(Dataset records)
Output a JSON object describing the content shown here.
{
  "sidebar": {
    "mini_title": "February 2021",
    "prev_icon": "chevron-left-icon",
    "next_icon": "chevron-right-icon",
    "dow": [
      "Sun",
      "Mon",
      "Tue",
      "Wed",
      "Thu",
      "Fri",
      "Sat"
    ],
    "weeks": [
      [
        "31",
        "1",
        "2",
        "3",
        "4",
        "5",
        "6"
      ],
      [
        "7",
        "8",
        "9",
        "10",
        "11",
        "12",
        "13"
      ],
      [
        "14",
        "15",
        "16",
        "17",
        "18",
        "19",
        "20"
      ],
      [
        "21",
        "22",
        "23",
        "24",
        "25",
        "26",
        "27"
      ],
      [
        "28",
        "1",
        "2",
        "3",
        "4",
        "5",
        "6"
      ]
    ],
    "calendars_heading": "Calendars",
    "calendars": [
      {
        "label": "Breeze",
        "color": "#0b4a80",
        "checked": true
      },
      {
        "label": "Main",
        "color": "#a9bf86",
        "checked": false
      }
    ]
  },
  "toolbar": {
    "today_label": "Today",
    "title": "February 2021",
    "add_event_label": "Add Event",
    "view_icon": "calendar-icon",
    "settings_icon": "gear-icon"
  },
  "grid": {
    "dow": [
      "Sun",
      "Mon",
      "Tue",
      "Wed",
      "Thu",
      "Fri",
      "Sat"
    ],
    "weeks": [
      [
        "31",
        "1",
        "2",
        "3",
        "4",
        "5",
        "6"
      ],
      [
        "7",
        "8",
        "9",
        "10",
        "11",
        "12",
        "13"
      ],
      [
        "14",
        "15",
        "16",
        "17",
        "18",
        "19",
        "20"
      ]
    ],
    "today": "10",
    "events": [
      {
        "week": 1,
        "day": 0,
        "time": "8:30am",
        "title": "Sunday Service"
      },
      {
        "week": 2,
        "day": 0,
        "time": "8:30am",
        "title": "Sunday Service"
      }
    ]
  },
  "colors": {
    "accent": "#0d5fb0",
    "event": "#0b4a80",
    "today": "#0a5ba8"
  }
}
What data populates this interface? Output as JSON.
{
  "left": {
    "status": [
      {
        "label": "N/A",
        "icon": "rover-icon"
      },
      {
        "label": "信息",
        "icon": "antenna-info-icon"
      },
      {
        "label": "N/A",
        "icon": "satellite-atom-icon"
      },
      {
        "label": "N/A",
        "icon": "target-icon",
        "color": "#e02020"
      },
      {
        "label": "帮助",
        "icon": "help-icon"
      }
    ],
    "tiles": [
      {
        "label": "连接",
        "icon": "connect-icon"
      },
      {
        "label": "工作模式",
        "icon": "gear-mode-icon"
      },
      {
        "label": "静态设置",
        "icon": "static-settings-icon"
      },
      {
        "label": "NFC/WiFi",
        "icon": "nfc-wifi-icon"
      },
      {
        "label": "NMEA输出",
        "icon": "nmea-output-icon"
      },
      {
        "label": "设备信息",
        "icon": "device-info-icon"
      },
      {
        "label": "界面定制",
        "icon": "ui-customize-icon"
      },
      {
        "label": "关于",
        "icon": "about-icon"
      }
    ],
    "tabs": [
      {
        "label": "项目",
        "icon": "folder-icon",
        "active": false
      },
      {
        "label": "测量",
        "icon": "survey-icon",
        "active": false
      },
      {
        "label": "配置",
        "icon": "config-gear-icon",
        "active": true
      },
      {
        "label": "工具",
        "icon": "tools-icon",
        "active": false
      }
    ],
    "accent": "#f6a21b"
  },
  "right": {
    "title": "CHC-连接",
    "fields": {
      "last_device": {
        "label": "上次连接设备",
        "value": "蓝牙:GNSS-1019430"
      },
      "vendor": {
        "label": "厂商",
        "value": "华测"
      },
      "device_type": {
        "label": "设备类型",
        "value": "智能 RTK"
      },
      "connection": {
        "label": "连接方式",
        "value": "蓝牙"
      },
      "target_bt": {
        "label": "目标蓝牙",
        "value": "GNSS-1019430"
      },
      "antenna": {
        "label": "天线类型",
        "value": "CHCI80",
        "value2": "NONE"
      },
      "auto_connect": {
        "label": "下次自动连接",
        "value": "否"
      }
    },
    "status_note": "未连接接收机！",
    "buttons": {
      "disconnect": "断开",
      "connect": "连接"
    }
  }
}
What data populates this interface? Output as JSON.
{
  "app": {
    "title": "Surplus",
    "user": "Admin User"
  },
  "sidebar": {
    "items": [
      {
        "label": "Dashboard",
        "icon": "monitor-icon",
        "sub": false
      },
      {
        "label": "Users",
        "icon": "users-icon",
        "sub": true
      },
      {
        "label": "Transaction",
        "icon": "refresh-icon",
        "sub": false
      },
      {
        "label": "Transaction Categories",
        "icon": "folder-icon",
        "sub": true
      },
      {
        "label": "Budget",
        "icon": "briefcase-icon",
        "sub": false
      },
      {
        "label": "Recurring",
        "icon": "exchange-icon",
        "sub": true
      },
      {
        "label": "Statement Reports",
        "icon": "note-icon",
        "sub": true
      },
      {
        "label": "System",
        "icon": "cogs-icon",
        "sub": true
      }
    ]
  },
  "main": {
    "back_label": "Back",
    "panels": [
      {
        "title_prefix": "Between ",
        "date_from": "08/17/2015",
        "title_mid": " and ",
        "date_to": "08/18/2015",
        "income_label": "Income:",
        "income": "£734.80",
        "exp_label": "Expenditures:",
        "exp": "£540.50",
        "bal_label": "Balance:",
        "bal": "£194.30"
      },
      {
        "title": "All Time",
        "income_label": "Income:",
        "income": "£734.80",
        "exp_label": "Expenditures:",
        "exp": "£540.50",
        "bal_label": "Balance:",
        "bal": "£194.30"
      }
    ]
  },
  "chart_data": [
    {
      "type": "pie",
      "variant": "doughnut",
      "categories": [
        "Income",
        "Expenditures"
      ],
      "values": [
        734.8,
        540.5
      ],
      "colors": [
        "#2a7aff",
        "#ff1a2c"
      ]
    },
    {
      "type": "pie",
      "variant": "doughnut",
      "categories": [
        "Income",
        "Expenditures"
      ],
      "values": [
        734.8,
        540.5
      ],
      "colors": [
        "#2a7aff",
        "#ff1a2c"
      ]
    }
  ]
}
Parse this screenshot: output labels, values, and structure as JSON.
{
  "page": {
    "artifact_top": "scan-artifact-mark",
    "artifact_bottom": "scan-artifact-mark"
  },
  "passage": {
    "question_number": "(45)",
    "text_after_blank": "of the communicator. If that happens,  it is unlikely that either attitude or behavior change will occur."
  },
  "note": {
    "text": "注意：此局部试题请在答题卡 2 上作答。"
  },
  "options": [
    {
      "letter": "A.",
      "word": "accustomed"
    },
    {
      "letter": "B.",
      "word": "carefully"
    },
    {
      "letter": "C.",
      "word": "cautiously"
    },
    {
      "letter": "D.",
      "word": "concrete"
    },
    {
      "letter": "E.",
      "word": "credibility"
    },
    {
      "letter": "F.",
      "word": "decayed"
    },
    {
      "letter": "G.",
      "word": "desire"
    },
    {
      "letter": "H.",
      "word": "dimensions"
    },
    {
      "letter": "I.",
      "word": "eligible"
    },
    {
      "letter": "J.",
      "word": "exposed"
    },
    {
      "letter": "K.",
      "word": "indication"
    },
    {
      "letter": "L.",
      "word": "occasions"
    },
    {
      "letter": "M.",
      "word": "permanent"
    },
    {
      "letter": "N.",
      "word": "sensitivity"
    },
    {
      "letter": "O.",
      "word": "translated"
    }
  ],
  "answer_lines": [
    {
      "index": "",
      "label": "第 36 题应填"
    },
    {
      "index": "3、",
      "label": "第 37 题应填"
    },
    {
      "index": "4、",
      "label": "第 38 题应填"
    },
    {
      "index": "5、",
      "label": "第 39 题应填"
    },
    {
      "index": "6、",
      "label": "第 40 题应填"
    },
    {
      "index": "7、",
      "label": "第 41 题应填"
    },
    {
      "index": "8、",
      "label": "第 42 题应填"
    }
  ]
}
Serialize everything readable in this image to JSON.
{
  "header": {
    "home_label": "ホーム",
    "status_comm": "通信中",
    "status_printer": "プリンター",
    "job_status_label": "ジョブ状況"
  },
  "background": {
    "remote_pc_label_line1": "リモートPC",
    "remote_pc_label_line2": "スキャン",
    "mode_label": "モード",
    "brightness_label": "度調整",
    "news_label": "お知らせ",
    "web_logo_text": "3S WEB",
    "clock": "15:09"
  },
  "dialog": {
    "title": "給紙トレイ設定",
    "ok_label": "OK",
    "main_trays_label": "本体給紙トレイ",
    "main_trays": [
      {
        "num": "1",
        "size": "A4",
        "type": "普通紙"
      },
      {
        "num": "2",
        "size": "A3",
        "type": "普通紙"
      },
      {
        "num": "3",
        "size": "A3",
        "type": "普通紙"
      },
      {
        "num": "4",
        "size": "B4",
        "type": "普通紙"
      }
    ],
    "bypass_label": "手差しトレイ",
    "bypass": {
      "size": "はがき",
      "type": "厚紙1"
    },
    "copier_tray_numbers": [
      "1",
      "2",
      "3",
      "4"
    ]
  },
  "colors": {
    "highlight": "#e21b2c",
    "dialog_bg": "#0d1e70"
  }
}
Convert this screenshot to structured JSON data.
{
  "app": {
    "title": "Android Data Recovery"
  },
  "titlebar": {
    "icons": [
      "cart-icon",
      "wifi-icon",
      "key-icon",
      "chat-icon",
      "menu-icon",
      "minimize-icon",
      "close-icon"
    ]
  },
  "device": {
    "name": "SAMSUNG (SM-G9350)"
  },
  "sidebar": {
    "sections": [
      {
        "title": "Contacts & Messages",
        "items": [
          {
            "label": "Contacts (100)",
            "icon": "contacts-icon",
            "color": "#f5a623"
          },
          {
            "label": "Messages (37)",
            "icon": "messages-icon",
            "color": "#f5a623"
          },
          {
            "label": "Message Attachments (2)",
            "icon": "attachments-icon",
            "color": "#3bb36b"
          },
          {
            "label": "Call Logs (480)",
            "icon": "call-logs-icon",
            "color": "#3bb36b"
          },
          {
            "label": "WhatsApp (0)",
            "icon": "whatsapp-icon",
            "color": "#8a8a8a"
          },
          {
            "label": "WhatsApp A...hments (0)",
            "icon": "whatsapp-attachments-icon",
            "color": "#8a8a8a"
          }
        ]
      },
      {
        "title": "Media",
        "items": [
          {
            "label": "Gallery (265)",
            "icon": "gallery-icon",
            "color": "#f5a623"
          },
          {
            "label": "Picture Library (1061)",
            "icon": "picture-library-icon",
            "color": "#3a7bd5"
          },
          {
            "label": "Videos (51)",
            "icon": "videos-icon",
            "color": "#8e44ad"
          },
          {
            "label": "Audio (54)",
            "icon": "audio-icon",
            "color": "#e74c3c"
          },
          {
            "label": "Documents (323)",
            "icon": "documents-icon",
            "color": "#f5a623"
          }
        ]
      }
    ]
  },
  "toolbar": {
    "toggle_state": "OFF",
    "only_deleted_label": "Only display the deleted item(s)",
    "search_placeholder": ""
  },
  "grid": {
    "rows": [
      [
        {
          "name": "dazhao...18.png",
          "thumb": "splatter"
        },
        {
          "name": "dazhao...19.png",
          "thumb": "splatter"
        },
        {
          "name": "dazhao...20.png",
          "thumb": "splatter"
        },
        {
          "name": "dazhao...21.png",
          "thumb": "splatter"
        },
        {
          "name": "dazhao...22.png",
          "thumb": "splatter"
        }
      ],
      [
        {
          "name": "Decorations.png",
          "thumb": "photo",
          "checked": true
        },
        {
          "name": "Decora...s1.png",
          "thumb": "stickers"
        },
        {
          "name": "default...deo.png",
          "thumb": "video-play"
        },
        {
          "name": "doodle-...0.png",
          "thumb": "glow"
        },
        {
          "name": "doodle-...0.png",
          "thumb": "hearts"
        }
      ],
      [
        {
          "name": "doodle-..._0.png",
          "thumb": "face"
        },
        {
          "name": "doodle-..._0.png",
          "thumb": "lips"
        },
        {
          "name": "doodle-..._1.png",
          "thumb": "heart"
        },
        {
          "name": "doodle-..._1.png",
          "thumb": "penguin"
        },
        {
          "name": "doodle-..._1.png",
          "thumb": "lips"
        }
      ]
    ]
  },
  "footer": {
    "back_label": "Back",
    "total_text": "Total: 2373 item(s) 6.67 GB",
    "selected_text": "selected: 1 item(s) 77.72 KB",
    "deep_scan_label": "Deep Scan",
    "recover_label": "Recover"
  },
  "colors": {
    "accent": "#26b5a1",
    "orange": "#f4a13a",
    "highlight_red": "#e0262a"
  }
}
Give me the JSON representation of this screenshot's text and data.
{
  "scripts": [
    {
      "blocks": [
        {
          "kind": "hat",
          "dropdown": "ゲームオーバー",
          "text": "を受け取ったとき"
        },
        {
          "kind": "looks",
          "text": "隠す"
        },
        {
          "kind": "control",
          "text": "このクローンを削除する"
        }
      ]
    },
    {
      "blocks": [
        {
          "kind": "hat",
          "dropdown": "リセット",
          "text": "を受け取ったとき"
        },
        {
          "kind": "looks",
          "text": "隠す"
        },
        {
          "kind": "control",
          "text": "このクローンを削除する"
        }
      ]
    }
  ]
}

Work to be completed: Go through the entries and return each line where the word "JSON" appears.

Task response:
Output a JSON object describing the content shown here.
What data populates this interface? Output as JSON.
What data populates this interface? Output as JSON.
Parse this screenshot: output labels, values, and structure as JSON.
Serialize everything readable in this image to JSON.
Convert this screenshot to structured JSON data.
Give me the JSON representation of this screenshot's text and data.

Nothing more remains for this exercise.